■ **Request**: Exclude the pictures, then repeat the remaining data exactly.
***** Given records *****
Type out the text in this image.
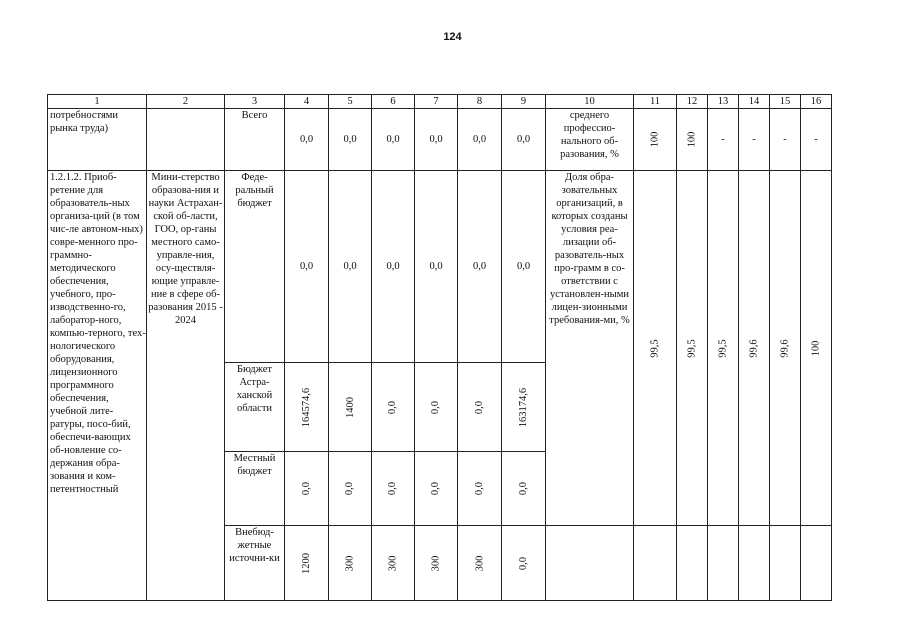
124
1	2	3	4	5	6	7	8	9	10	11	12	13	14	15	16
потребностями рынка труда)		Всего	0,0	0,0	0,0	0,0	0,0	0,0	среднего профессио-нального об-разования, %	100	100	-	-	-	-
1.2.1.2. Приоб-ретение для образователь-ных организа-ций (в том чис-ле автоном-ных) совре-менного про-граммно-методического обеспечения, учебного, про-изводственно-го, лаборатор-ного, компью-терного, тех-нологического оборудования, лицензионного программного обеспечения, учебной лите-ратуры, посо-бий, обеспечи-вающих об-новление со-держания обра-зования и ком-петентностный	Мини-стерство образова-ния и науки Астрахан-ской об-ласти, ГОО, ор-ганы местного само-управле-ния, осу-ществля-ющие управле-ние в сфере об-разования 2015 - 2024	Феде-ральный бюджет	0,0	0,0	0,0	0,0	0,0	0,0	Доля обра-зовательных организаций, в которых созданы условия реа-лизации об-разователь-ных про-грамм в со-ответствии с установлен-ными лицен-зионными требования-ми, %	99,5	99,5	99,5	99,6	99,6	100
		Бюджет Астра-ханской области	164574,6	1400	0,0	0,0	0,0	163174,6							
		Местный бюджет	0,0	0,0	0,0	0,0	0,0	0,0							
		Внебюд-жетные источни-ки	1200	300	300	300	300	0,0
*****
■ **Expected answer**:
Type out the text in this image.
124
1	2	3	4	5	6	7	8	9	10	11	12	13	14	15	16
потребностями рынка труда)		Всего	0,0	0,0	0,0	0,0	0,0	0,0	среднего профессио-нального об-разования, %	100	100	-	-	-	-
1.2.1.2. Приоб-ретение для образователь-ных организа-ций (в том чис-ле автоном-ных) совре-менного про-граммно-методического обеспечения, учебного, про-изводственно-го, лаборатор-ного, компью-терного, тех-нологического оборудования, лицензионного программного обеспечения, учебной лите-ратуры, посо-бий, обеспечи-вающих об-новление со-держания обра-зования и ком-петентностный	Мини-стерство образова-ния и науки Астрахан-ской об-ласти, ГОО, ор-ганы местного само-управле-ния, осу-ществля-ющие управле-ние в сфере об-разования 2015 - 2024	Феде-ральный бюджет	0,0	0,0	0,0	0,0	0,0	0,0	Доля обра-зовательных организаций, в которых созданы условия реа-лизации об-разователь-ных про-грамм в со-ответствии с установлен-ными лицен-зионными требования-ми, %	99,5	99,5	99,5	99,6	99,6	100
		Бюджет Астра-ханской области	164574,6	1400	0,0	0,0	0,0	163174,6							
		Местный бюджет	0,0	0,0	0,0	0,0	0,0	0,0							
		Внебюд-жетные источни-ки	1200	300	300	300	300	0,0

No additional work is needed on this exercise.